_What needs to be done_
From the entries provided below, copy each line that contains the word "Externalidad".

_Entries shown_

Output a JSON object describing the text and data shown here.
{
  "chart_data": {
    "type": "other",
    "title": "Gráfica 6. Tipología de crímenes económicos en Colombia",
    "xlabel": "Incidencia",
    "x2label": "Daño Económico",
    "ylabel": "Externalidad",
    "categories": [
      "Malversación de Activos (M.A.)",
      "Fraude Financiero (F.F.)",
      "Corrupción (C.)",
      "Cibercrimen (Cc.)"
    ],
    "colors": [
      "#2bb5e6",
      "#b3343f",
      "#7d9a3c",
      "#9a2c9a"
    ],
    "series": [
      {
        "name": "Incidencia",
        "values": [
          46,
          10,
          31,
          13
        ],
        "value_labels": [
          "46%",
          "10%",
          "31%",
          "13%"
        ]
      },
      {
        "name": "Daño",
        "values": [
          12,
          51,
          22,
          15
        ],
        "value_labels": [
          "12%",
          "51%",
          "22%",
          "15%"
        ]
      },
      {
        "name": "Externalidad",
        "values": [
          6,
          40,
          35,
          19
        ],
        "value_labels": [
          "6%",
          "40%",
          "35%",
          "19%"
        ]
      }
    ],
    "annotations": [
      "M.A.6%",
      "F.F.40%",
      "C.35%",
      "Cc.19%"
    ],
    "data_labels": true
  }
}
---
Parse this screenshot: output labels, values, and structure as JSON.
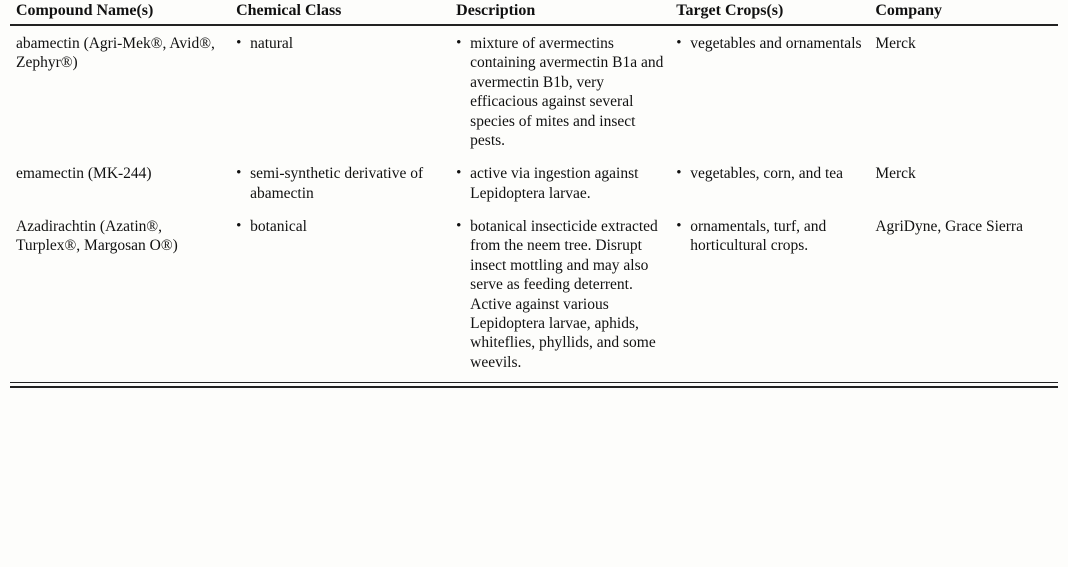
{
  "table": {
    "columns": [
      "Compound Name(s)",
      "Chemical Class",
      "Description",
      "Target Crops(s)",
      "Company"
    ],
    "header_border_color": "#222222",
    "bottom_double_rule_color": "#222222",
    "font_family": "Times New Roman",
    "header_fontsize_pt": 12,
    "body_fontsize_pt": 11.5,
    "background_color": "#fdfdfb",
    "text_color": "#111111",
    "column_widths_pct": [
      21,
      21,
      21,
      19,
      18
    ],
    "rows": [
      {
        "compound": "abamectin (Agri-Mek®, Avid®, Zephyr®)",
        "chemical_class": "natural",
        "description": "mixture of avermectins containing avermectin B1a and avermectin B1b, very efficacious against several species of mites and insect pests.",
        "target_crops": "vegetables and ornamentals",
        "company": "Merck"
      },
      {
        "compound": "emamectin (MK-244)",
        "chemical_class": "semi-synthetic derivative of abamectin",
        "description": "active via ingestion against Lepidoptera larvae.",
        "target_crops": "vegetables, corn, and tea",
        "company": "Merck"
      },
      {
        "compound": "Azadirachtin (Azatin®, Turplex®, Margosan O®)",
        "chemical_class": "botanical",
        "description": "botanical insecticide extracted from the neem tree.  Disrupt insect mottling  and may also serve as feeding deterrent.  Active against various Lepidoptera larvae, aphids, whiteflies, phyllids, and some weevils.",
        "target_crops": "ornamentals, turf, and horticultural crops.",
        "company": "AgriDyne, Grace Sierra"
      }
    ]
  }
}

_Answer below_
    "ylabel": "Externalidad",
        "name": "Externalidad",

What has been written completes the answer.